- Written request A -
Answer each of the following from the Spark basics notebook, one answer per line:
(i) What four fields make up the schema of each line of the dataset?
(ii) What value is passed to setMaster when the Spark context is started?
(iii) According to the warning output, which address is used instead of the loopback address?
- Written request B -
Reproduce word for word the passage of the Spark basics notebook that opens with "## Prepare Data" and ends after "title of the page.".
- Written request C -
Summarize the Spark basics notebook in two sentences.

- Source document -

# spark-basics

Playing around with Spark via the PySpark interface.

## Imports

In [1]:
import findspark
findspark.init()

import pyspark
from pyspark import SparkContext, SparkConf
from pyspark.sql import Row, SparkSession

## Prepare Data

Unzip the data at ˙``data/pagecounts-20160101-000000_parsed.out˙``.

Each line of the dataset, delimited by a white space and contains the statistics for one Wikimedia page. The schema looks as follows:
- Project code: The project identifier for each page.
- Page title: A string containing the title of the page.
- Page hits: Number of requests on the specific hour.
- Page size: Size of the page.

In [2]:
!unzip -o data/pagecounts.zip -d data/

Archive:  data/pagecounts.zip
  inflating: data/pagecounts-20160101-000000_parsed.out  


Start Spark and create a RDD fro the text file.

In [3]:
# Start Spark context
sc = SparkContext.getOrCreate(SparkConf().setMaster("local[*]"))
spark = SparkSession(sc)

#Create RDD from external Data source
rdd_dirty = sc.textFile("data/pagecounts-20160101-000000_parsed.out")
type(rdd_dirty)

21/09/22 22:25:50 WARN Utils: Your hostname, mark-machine resolves to a loopback address: 127.0.1.1; using 192.168.0.102 instead (on interface wlp8s0)
21/09/22 22:25:50 WARN Utils: Set SPARK_LOCAL_IP if you need to bind to another address
21/09/22 22:25:50 WARN NativeCodeLoader: Unable to load native-hadoop library for your platform... using builtin-java classes where applicable
Using Spark's default log4j profile: org/apache/spark/log4j-defaults.properties
Setting default log level to "WARN".

- Dataset excerpts -

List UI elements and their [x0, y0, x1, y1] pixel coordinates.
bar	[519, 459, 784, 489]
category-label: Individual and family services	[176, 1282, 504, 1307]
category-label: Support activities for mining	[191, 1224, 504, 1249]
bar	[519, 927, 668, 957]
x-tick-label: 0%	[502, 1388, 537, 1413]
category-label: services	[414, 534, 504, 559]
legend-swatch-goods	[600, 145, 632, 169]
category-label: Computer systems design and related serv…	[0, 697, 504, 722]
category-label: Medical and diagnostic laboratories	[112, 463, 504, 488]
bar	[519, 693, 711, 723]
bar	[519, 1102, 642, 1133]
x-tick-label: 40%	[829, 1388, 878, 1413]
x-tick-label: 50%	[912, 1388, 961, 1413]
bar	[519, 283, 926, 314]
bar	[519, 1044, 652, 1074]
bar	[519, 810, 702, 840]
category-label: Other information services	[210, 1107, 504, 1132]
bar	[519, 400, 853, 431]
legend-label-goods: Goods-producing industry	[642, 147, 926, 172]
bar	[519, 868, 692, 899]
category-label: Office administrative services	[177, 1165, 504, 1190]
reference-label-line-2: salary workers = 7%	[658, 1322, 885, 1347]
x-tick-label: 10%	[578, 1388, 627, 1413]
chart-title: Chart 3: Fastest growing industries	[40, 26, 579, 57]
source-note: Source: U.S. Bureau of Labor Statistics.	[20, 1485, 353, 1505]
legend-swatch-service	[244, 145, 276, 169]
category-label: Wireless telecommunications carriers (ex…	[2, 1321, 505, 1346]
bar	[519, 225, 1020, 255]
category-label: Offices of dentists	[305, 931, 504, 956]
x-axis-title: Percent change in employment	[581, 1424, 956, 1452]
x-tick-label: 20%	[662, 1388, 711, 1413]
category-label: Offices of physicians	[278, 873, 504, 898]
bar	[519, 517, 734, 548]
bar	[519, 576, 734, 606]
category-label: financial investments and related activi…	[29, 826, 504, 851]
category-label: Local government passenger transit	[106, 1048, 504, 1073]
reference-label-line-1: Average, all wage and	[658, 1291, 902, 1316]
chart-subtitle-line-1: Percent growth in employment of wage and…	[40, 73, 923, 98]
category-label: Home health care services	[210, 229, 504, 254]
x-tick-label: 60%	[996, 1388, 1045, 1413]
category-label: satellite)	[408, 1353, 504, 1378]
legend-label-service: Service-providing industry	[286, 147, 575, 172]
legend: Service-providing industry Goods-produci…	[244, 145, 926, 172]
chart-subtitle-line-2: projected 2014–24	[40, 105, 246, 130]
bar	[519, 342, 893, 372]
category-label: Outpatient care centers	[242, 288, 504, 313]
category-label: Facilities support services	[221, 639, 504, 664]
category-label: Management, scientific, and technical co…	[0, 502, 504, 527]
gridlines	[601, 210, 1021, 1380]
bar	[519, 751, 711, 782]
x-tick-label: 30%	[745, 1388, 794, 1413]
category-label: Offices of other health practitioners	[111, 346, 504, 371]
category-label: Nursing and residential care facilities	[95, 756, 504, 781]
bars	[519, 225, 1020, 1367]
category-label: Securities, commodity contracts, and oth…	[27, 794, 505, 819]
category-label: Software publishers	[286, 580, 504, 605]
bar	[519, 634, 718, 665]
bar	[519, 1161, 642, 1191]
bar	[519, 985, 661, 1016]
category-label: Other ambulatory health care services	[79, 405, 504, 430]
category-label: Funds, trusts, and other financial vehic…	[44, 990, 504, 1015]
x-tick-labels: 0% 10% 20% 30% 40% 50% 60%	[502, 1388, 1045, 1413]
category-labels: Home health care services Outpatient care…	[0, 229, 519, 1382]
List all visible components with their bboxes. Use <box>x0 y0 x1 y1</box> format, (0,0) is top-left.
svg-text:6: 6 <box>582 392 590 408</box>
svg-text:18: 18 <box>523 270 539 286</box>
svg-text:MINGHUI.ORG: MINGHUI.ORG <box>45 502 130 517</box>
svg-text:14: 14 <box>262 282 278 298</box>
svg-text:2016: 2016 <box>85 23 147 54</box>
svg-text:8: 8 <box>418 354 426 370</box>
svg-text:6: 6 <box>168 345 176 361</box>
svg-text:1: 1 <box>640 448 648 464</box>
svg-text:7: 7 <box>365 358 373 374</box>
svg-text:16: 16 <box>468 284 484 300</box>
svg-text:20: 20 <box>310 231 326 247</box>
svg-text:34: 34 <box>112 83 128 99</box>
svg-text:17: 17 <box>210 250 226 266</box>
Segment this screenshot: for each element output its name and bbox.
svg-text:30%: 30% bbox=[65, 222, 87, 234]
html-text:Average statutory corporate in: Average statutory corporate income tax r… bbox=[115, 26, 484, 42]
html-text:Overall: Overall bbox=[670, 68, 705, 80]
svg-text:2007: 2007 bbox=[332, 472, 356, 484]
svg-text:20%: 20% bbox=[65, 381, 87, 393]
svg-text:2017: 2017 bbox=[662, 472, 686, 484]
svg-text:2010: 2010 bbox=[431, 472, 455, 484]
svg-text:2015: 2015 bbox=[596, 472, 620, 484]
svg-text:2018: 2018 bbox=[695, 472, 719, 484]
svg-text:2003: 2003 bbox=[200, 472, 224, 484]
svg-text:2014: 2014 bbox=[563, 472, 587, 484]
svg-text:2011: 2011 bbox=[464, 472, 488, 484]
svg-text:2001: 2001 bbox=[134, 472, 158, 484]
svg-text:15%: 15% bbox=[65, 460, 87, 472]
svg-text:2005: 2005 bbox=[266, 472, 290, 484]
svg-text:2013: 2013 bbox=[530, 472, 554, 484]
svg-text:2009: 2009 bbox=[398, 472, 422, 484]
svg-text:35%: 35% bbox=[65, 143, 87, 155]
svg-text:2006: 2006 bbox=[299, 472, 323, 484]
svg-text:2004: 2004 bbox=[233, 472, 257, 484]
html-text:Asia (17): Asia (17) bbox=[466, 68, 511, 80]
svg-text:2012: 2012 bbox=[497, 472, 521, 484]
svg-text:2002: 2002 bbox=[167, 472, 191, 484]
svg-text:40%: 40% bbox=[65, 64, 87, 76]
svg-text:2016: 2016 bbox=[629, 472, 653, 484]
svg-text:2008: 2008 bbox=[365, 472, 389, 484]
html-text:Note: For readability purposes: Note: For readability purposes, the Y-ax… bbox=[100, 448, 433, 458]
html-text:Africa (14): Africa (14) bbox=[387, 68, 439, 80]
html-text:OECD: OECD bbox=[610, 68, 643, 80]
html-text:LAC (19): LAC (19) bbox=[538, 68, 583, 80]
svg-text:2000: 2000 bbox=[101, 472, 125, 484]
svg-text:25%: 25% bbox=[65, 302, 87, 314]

- Response A -
(i) Project code, page title, page hits, and page size.
(ii) "local[*]"
(iii) 192.168.0.102

- Response B -
## Prepare Data

Unzip the data at ˙``data/pagecounts-20160101-000000_parsed.out˙``.

Each line of the dataset, delimited by a white space and contains the statistics for one Wikimedia page. The schema looks as follows:
- Project code: The project identifier for each page.
- Page title: A string containing the title of the page.

- Response C -
The Spark basics notebook explores Spark through the PySpark interface, importing findspark and PySpark classes and unzipping a Wikimedia page-statistics dataset whose space-delimited lines hold a project code, page title, page hits, and page size. It then starts a local Spark context and session and creates an RDD from the extracted text file, and the resulting output includes several warnings from Spark.